- [GOAL]
Gather up all lines that carry the word "ngày".

- [Entries from a dataset]
------------------------------------------------------------------------

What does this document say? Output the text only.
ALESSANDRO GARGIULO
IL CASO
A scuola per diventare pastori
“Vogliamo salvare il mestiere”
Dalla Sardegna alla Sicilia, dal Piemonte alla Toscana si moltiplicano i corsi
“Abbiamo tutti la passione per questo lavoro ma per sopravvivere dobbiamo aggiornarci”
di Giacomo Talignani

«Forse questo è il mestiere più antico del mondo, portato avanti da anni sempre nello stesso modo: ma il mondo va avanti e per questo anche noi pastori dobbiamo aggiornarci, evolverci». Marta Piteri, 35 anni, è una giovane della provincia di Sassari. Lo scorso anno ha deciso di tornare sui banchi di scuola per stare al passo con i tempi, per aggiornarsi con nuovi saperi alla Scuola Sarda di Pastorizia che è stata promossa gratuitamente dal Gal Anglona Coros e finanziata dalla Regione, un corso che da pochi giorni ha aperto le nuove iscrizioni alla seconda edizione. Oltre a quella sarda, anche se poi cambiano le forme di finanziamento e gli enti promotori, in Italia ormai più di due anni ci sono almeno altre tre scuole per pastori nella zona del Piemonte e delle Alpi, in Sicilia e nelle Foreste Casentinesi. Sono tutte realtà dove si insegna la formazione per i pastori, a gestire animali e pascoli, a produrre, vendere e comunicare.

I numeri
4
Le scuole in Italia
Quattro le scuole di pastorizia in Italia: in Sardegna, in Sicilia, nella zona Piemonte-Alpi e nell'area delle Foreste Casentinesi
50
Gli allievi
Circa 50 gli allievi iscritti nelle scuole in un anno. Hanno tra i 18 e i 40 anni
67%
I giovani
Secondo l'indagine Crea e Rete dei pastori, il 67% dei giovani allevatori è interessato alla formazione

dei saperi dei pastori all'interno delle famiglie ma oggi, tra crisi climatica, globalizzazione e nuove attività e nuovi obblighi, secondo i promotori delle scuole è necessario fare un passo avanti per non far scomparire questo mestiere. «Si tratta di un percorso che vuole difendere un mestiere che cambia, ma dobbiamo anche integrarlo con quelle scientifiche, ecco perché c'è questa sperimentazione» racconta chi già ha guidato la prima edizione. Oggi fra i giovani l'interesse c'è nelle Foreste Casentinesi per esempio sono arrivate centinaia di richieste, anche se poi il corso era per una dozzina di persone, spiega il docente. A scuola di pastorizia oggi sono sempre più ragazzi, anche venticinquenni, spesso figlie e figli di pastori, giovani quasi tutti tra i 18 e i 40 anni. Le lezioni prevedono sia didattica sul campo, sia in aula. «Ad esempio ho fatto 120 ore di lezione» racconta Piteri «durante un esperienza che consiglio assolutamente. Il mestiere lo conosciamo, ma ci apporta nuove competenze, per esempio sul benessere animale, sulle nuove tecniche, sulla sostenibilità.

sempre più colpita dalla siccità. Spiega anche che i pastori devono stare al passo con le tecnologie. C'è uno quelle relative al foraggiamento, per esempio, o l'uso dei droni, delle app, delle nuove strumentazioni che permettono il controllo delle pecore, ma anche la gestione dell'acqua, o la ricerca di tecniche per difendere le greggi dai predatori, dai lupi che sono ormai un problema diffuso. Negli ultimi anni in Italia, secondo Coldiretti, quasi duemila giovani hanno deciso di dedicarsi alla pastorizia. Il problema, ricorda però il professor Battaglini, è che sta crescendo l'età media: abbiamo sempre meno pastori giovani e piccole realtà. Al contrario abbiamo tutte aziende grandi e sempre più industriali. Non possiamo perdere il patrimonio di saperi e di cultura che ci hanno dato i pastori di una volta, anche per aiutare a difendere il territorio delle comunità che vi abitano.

------------------------------------------------------------------------

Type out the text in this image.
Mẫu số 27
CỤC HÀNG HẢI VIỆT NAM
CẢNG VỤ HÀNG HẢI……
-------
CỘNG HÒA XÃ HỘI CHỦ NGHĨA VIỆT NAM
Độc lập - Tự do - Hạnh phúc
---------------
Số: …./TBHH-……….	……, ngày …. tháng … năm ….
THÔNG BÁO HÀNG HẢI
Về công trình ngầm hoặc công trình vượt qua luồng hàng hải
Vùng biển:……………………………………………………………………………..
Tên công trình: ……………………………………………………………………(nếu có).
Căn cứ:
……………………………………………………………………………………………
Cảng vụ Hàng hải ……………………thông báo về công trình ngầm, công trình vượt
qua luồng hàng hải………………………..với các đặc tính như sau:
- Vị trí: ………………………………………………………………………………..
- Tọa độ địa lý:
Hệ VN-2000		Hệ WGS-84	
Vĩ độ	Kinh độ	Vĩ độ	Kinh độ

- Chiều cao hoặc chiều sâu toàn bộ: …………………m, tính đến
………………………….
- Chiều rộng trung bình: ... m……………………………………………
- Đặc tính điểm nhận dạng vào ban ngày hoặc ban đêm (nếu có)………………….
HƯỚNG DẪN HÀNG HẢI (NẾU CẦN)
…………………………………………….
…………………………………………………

------------------------------------------------------------------------

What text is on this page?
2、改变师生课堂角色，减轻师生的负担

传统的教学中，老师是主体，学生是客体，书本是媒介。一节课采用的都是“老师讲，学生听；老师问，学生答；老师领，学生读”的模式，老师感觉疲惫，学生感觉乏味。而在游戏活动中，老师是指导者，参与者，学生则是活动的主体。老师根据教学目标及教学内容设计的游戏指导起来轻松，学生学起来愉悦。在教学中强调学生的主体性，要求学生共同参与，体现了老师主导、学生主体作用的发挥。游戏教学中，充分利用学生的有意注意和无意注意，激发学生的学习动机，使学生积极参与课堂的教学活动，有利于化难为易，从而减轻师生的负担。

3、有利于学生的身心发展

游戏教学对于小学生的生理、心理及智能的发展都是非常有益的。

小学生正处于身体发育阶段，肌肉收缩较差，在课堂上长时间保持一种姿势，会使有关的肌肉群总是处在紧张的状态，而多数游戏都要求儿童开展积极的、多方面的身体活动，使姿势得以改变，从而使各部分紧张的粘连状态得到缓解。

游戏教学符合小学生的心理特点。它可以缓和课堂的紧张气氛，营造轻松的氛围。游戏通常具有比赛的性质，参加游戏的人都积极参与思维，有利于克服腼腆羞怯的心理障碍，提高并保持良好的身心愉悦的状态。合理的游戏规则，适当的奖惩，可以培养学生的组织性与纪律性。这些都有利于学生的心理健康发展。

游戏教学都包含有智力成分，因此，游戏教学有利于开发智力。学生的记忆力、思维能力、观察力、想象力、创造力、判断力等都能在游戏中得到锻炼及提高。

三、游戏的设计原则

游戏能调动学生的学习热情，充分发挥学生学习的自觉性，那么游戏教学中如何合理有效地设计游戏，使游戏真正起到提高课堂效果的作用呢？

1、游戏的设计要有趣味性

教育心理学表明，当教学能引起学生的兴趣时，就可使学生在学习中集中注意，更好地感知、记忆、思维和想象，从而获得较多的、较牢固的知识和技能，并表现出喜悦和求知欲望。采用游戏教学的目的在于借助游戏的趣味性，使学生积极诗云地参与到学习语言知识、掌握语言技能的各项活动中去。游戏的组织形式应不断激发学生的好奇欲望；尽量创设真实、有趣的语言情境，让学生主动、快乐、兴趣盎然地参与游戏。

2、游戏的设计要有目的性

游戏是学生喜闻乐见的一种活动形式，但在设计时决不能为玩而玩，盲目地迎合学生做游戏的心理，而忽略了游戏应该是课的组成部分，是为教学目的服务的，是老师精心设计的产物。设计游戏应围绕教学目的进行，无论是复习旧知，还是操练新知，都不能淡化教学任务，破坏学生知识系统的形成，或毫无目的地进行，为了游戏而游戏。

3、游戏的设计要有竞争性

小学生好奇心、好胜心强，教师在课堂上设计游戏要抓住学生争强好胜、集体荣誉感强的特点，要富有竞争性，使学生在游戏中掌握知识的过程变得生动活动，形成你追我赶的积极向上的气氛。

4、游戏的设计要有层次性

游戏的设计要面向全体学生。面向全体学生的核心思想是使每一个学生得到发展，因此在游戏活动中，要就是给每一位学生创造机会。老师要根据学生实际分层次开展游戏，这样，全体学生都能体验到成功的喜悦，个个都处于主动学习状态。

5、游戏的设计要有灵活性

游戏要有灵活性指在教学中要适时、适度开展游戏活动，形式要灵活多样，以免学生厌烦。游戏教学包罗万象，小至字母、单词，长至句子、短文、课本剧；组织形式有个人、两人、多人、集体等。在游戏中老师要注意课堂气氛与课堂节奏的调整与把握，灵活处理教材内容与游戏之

------------------------------------------------------------------------

- [ANSWER BELOW]
Số: …./TBHH-……….	……, ngày …. tháng … năm ….
- Đặc tính điểm nhận dạng vào ban ngày hoặc ban đêm (nếu có)………………….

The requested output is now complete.